* WHAT YOU ARE ASKED TO DO
Set down the records verbatim, beginning with their first line and ending after the line that contains "x-tick-label: 5.5 (323, 610, 340, 624)".

* ENTRIES
#####

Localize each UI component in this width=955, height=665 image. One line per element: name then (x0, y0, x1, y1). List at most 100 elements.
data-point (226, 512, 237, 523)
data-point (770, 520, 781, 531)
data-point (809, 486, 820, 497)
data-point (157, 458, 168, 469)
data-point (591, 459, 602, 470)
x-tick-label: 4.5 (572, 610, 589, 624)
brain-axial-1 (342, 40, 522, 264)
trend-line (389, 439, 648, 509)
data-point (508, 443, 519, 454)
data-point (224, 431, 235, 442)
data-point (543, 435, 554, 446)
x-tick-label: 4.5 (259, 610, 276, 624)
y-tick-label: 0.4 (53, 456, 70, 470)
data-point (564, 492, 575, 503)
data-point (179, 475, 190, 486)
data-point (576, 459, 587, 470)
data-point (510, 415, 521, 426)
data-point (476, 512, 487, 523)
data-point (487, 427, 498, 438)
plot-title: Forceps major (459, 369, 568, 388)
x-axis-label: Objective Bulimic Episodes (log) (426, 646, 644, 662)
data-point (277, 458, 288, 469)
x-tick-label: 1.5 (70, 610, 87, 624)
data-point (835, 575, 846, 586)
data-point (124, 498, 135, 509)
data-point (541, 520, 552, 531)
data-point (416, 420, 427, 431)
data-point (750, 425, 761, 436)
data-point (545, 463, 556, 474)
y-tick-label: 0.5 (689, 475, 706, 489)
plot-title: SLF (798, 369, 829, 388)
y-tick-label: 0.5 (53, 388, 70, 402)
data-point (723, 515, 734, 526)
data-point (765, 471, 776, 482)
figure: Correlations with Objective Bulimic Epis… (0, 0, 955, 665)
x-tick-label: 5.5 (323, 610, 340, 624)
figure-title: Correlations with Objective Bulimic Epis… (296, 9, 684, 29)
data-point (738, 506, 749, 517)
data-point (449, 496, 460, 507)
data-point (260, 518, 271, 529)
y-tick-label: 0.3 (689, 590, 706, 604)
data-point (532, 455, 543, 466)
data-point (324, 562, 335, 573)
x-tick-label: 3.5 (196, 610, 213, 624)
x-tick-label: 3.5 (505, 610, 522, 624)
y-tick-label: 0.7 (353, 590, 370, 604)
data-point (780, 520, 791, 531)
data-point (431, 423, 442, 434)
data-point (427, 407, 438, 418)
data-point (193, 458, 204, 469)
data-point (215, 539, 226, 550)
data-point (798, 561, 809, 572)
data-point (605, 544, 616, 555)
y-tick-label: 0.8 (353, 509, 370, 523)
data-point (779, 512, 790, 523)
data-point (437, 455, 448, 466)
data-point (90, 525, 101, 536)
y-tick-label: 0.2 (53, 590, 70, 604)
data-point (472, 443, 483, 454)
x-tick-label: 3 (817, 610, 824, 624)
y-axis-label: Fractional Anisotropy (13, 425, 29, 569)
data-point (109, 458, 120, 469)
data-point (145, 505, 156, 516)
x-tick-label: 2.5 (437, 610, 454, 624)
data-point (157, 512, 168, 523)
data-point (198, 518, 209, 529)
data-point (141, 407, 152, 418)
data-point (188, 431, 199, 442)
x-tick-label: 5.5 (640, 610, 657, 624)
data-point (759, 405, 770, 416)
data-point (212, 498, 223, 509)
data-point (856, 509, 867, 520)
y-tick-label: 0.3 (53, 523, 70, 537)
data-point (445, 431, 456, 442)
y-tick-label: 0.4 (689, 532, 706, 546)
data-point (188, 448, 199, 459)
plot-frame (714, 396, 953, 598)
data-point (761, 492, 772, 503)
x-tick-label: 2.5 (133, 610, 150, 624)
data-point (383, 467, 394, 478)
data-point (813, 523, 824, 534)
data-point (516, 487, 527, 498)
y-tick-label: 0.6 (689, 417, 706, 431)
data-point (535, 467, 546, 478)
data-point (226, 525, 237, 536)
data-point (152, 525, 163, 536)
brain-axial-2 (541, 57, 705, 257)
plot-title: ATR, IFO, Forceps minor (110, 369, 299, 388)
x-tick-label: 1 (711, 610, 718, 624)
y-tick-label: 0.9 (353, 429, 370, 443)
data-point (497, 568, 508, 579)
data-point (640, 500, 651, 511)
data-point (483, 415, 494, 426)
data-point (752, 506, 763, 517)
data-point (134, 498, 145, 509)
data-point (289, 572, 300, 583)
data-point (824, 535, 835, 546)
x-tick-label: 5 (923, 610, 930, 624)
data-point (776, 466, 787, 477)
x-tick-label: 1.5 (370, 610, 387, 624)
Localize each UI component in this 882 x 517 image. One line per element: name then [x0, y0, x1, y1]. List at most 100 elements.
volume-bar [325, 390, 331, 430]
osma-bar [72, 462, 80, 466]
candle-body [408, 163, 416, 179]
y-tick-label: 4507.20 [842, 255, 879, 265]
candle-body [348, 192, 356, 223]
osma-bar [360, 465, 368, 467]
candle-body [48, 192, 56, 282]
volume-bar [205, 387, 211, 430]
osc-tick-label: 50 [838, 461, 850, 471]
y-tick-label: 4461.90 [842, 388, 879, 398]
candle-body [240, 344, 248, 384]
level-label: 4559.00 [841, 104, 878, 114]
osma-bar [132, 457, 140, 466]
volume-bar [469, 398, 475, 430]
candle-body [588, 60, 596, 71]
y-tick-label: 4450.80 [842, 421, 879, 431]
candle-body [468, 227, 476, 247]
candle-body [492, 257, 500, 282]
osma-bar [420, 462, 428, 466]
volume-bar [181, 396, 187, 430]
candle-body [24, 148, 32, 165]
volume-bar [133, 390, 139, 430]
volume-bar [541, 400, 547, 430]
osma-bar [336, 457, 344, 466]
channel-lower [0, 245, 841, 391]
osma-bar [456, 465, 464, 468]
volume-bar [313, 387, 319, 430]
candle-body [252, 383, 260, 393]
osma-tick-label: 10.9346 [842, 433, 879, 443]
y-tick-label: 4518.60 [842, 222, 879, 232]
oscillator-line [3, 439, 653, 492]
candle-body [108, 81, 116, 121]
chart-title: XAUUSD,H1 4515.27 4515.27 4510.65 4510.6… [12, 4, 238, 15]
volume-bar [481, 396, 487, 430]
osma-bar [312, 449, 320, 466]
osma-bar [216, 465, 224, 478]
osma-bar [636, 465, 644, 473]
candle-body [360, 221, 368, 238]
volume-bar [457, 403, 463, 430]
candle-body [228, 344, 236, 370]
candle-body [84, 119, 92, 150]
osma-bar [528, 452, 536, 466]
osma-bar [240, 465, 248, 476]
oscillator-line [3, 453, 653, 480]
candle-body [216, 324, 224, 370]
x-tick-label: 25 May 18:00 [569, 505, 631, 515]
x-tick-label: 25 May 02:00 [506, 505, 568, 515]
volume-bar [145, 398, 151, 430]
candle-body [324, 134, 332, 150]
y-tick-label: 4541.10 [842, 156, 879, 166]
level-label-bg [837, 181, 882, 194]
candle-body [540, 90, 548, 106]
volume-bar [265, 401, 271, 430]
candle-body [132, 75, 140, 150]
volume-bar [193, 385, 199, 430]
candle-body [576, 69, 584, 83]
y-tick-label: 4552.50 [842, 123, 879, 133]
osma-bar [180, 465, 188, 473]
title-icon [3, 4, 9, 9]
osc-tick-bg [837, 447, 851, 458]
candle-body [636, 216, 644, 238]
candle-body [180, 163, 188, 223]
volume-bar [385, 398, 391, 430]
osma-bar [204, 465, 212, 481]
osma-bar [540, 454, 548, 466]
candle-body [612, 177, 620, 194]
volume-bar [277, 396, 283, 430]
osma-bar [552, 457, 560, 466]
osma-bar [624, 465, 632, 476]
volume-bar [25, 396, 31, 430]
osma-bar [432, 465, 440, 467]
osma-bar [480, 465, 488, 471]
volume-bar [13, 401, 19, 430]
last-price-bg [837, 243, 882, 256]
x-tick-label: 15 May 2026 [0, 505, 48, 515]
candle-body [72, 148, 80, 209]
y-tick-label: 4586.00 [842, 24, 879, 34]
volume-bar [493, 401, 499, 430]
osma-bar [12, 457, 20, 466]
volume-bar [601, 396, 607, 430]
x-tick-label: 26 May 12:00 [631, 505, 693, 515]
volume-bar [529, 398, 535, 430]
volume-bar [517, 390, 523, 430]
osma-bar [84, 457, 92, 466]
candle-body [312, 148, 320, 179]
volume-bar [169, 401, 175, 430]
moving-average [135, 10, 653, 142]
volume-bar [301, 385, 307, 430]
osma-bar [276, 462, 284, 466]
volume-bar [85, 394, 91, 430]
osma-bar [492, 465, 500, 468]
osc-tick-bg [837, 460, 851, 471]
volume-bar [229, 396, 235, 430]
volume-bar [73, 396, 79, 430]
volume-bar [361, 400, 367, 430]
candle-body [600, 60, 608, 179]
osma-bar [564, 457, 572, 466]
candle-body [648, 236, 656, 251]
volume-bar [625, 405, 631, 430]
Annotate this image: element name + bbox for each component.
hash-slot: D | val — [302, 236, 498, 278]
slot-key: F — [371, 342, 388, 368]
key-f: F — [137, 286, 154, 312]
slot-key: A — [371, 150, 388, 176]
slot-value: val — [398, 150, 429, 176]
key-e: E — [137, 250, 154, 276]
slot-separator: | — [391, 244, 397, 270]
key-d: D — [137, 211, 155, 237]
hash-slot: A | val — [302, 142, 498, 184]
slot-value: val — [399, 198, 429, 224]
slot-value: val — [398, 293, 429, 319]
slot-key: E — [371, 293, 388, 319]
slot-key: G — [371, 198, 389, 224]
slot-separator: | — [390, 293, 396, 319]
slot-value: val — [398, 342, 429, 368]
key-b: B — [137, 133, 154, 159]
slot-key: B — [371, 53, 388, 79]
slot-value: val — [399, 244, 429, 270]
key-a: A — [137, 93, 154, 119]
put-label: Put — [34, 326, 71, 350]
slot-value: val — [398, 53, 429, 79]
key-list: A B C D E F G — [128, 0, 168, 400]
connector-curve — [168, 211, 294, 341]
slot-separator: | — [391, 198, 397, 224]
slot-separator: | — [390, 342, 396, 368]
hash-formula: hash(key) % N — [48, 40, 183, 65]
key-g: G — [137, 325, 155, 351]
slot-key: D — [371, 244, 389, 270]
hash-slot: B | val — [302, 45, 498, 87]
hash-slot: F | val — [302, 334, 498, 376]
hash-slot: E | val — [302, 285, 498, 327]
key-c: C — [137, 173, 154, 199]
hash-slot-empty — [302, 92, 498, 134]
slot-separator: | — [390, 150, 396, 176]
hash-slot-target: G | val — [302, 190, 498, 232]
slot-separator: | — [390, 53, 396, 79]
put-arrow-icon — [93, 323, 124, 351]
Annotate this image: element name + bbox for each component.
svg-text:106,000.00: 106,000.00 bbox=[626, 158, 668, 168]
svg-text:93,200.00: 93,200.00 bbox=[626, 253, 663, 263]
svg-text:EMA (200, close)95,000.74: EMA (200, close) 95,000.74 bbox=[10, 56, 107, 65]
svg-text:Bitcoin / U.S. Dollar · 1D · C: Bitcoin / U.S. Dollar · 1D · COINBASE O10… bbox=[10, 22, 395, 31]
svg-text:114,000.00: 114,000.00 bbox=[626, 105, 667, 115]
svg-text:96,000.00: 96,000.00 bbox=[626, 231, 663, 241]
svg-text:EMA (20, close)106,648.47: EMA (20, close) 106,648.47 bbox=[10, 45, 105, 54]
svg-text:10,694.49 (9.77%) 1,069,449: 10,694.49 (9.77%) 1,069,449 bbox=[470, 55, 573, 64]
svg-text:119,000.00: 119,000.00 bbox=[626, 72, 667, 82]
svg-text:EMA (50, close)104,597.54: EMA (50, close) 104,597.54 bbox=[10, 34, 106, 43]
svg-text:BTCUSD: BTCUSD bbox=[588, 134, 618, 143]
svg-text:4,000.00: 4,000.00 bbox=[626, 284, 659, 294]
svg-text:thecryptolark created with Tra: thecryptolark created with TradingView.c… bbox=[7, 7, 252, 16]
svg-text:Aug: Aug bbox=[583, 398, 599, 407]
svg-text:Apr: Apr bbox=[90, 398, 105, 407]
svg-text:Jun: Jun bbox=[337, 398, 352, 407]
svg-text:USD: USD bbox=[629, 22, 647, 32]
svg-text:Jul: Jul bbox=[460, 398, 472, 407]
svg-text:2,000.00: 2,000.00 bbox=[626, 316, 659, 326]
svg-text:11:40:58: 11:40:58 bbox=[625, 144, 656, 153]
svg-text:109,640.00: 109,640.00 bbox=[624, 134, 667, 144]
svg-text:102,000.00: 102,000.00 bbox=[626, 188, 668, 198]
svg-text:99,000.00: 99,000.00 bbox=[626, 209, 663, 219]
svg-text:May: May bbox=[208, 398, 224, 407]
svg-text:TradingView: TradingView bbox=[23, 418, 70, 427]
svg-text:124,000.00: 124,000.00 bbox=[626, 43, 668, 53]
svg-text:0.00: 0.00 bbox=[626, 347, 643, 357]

#####

* RIGHT ANSWER
Localize each UI component in this width=955, height=665 image. One line per element: name then (x0, y0, x1, y1). List at most 100 elements.
data-point (226, 512, 237, 523)
data-point (770, 520, 781, 531)
data-point (809, 486, 820, 497)
data-point (157, 458, 168, 469)
data-point (591, 459, 602, 470)
x-tick-label: 4.5 (572, 610, 589, 624)
brain-axial-1 (342, 40, 522, 264)
trend-line (389, 439, 648, 509)
data-point (508, 443, 519, 454)
data-point (224, 431, 235, 442)
data-point (543, 435, 554, 446)
x-tick-label: 4.5 (259, 610, 276, 624)
y-tick-label: 0.4 (53, 456, 70, 470)
data-point (564, 492, 575, 503)
data-point (179, 475, 190, 486)
data-point (576, 459, 587, 470)
data-point (510, 415, 521, 426)
data-point (476, 512, 487, 523)
data-point (487, 427, 498, 438)
plot-title: Forceps major (459, 369, 568, 388)
x-axis-label: Objective Bulimic Episodes (log) (426, 646, 644, 662)
data-point (277, 458, 288, 469)
x-tick-label: 1.5 (70, 610, 87, 624)
data-point (835, 575, 846, 586)
data-point (124, 498, 135, 509)
data-point (541, 520, 552, 531)
data-point (416, 420, 427, 431)
data-point (750, 425, 761, 436)
data-point (545, 463, 556, 474)
y-tick-label: 0.5 (689, 475, 706, 489)
plot-title: SLF (798, 369, 829, 388)
y-tick-label: 0.5 (53, 388, 70, 402)
data-point (723, 515, 734, 526)
data-point (765, 471, 776, 482)
figure: Correlations with Objective Bulimic Epis… (0, 0, 955, 665)
x-tick-label: 5.5 (323, 610, 340, 624)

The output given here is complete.